** BEGIN Given data **
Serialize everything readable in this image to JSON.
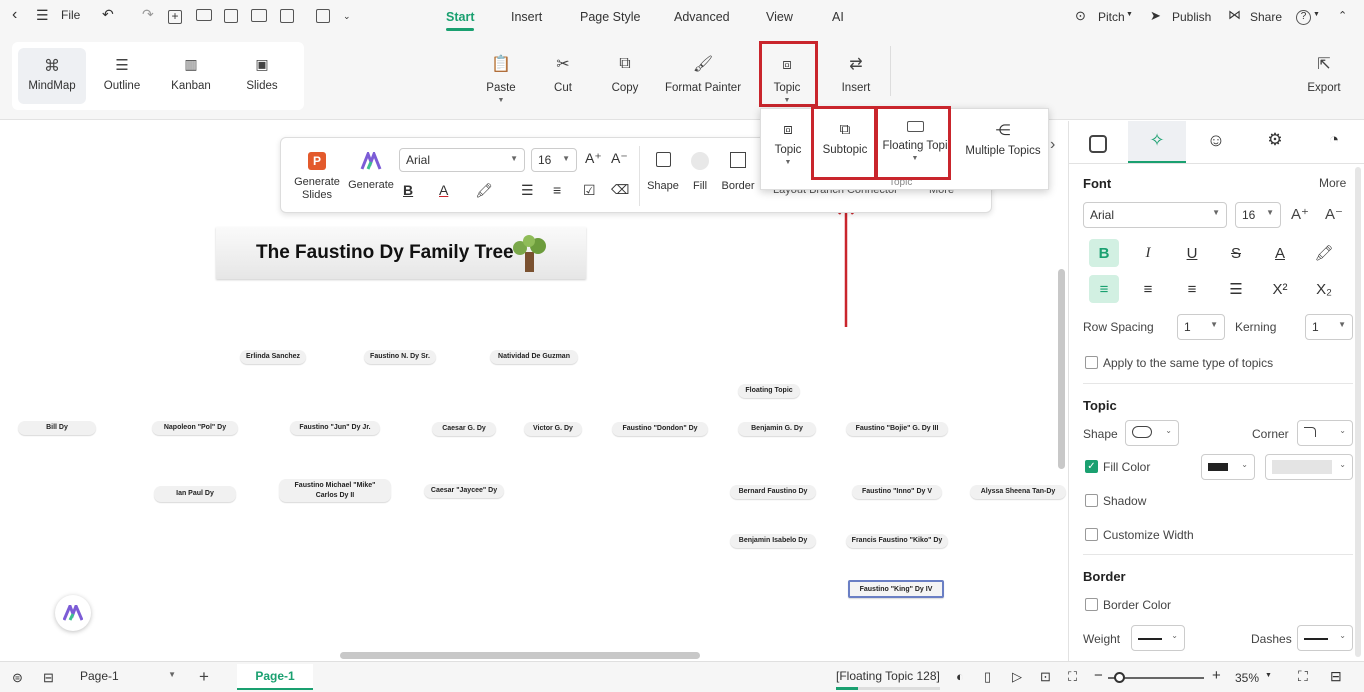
{
  "topbar": {
    "file": "File",
    "tabs": [
      "Start",
      "Insert",
      "Page Style",
      "Advanced",
      "View",
      "AI"
    ],
    "pitch": "Pitch",
    "publish": "Publish",
    "share": "Share"
  },
  "ribbon": {
    "views": [
      "MindMap",
      "Outline",
      "Kanban",
      "Slides"
    ],
    "paste": "Paste",
    "cut": "Cut",
    "copy": "Copy",
    "format_painter": "Format Painter",
    "topic": "Topic",
    "insert": "Insert",
    "export": "Export"
  },
  "float": {
    "gen_slides": "Generate Slides",
    "generate": "Generate",
    "font": "Arial",
    "size": "16",
    "shape": "Shape",
    "fill": "Fill",
    "border": "Border",
    "behind": "Layout  Branch  Connector",
    "more": "More"
  },
  "dropdown": {
    "topic": "Topic",
    "subtopic": "Subtopic",
    "floating": "Floating Topi",
    "multiple": "Multiple Topics",
    "caption": "Topic"
  },
  "canvas": {
    "title": "The Faustino Dy Family Tree",
    "nodes": [
      "Erlinda Sanchez",
      "Faustino N. Dy Sr.",
      "Natividad De Guzman",
      "Floating Topic",
      "Bill Dy",
      "Napoleon \"Pol\" Dy",
      "Faustino \"Jun\" Dy Jr.",
      "Caesar G. Dy",
      "Victor G. Dy",
      "Faustino \"Dondon\" Dy",
      "Benjamin G. Dy",
      "Faustino \"Bojie\" G. Dy III",
      "Ian Paul Dy",
      "Faustino Michael \"Mike\" Carlos Dy II",
      "Caesar \"Jaycee\" Dy",
      "Bernard Faustino Dy",
      "Faustino \"Inno\" Dy V",
      "Alyssa Sheena Tan-Dy",
      "Benjamin Isabelo Dy",
      "Francis Faustino \"Kiko\" Dy",
      "Faustino \"King\" Dy IV"
    ]
  },
  "panel": {
    "font_h": "Font",
    "more": "More",
    "font": "Arial",
    "size": "16",
    "row_spacing": "Row Spacing",
    "row_val": "1",
    "kerning": "Kerning",
    "kern_val": "1",
    "apply": "Apply to the same type of topics",
    "topic_h": "Topic",
    "shape": "Shape",
    "corner": "Corner",
    "fill_color": "Fill Color",
    "shadow": "Shadow",
    "custom_width": "Customize Width",
    "border_h": "Border",
    "border_color": "Border Color",
    "weight": "Weight",
    "dashes": "Dashes"
  },
  "status": {
    "page_select": "Page-1",
    "page_tab": "Page-1",
    "floating": "[Floating Topic 128]",
    "zoom": "35%"
  }
}
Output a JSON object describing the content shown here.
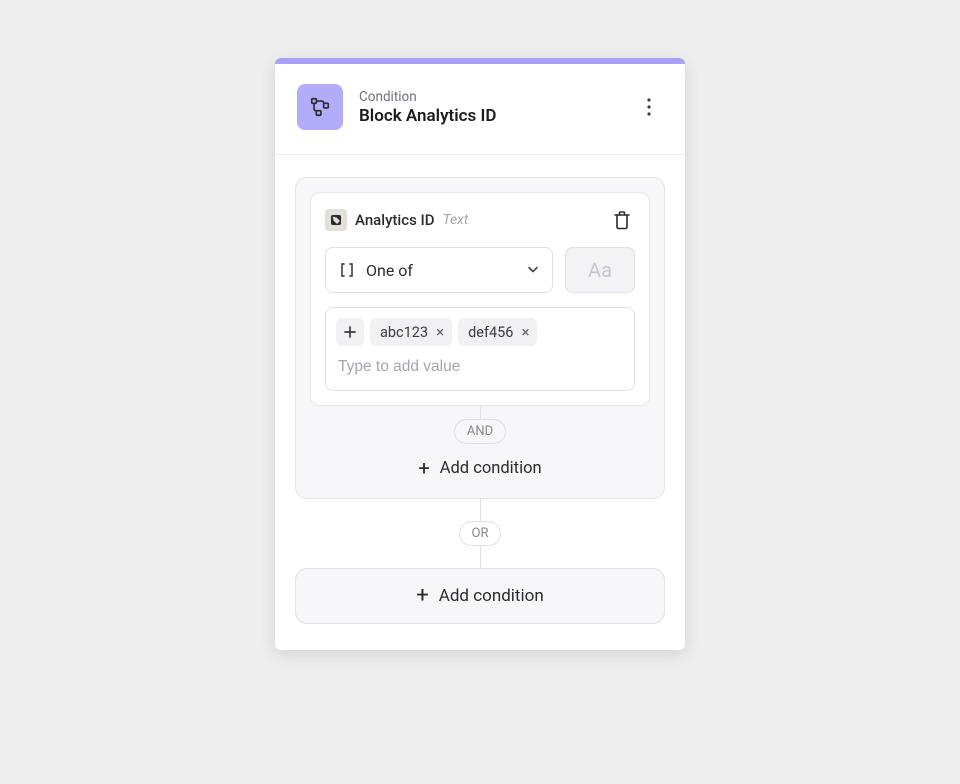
{
  "header": {
    "eyebrow": "Condition",
    "title": "Block Analytics ID"
  },
  "condition": {
    "field_name": "Analytics ID",
    "field_type": "Text",
    "operator": "One of",
    "case_hint": "Aa",
    "values": [
      "abc123",
      "def456"
    ],
    "value_placeholder": "Type to add value"
  },
  "connectors": {
    "and": "AND",
    "or": "OR"
  },
  "actions": {
    "add_condition": "Add condition"
  }
}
** END Given data **
▶ _Task description_: Leave out the pictures and output every record above precisely as given.

▶ _Completed exercise_:
Serialize everything readable in this image to JSON.
{
  "topbar": {
    "file": "File",
    "tabs": [
      "Start",
      "Insert",
      "Page Style",
      "Advanced",
      "View",
      "AI"
    ],
    "pitch": "Pitch",
    "publish": "Publish",
    "share": "Share"
  },
  "ribbon": {
    "views": [
      "MindMap",
      "Outline",
      "Kanban",
      "Slides"
    ],
    "paste": "Paste",
    "cut": "Cut",
    "copy": "Copy",
    "format_painter": "Format Painter",
    "topic": "Topic",
    "insert": "Insert",
    "export": "Export"
  },
  "float": {
    "gen_slides": "Generate Slides",
    "generate": "Generate",
    "font": "Arial",
    "size": "16",
    "shape": "Shape",
    "fill": "Fill",
    "border": "Border",
    "behind": "Layout  Branch  Connector",
    "more": "More"
  },
  "dropdown": {
    "topic": "Topic",
    "subtopic": "Subtopic",
    "floating": "Floating Topi",
    "multiple": "Multiple Topics",
    "caption": "Topic"
  },
  "canvas": {
    "title": "The Faustino Dy Family Tree",
    "nodes": [
      "Erlinda Sanchez",
      "Faustino N. Dy Sr.",
      "Natividad De Guzman",
      "Floating Topic",
      "Bill Dy",
      "Napoleon \"Pol\" Dy",
      "Faustino \"Jun\" Dy Jr.",
      "Caesar G. Dy",
      "Victor G. Dy",
      "Faustino \"Dondon\" Dy",
      "Benjamin G. Dy",
      "Faustino \"Bojie\" G. Dy III",
      "Ian Paul Dy",
      "Faustino Michael \"Mike\" Carlos Dy II",
      "Caesar \"Jaycee\" Dy",
      "Bernard Faustino Dy",
      "Faustino \"Inno\" Dy V",
      "Alyssa Sheena Tan-Dy",
      "Benjamin Isabelo Dy",
      "Francis Faustino \"Kiko\" Dy",
      "Faustino \"King\" Dy IV"
    ]
  },
  "panel": {
    "font_h": "Font",
    "more": "More",
    "font": "Arial",
    "size": "16",
    "row_spacing": "Row Spacing",
    "row_val": "1",
    "kerning": "Kerning",
    "kern_val": "1",
    "apply": "Apply to the same type of topics",
    "topic_h": "Topic",
    "shape": "Shape",
    "corner": "Corner",
    "fill_color": "Fill Color",
    "shadow": "Shadow",
    "custom_width": "Customize Width",
    "border_h": "Border",
    "border_color": "Border Color",
    "weight": "Weight",
    "dashes": "Dashes"
  },
  "status": {
    "page_select": "Page-1",
    "page_tab": "Page-1",
    "floating": "[Floating Topic 128]",
    "zoom": "35%"
  }
}
Output a JSON object describing the content shown here.
{
  "header": {
    "eyebrow": "Condition",
    "title": "Block Analytics ID"
  },
  "condition": {
    "field_name": "Analytics ID",
    "field_type": "Text",
    "operator": "One of",
    "case_hint": "Aa",
    "values": [
      "abc123",
      "def456"
    ],
    "value_placeholder": "Type to add value"
  },
  "connectors": {
    "and": "AND",
    "or": "OR"
  },
  "actions": {
    "add_condition": "Add condition"
  }
}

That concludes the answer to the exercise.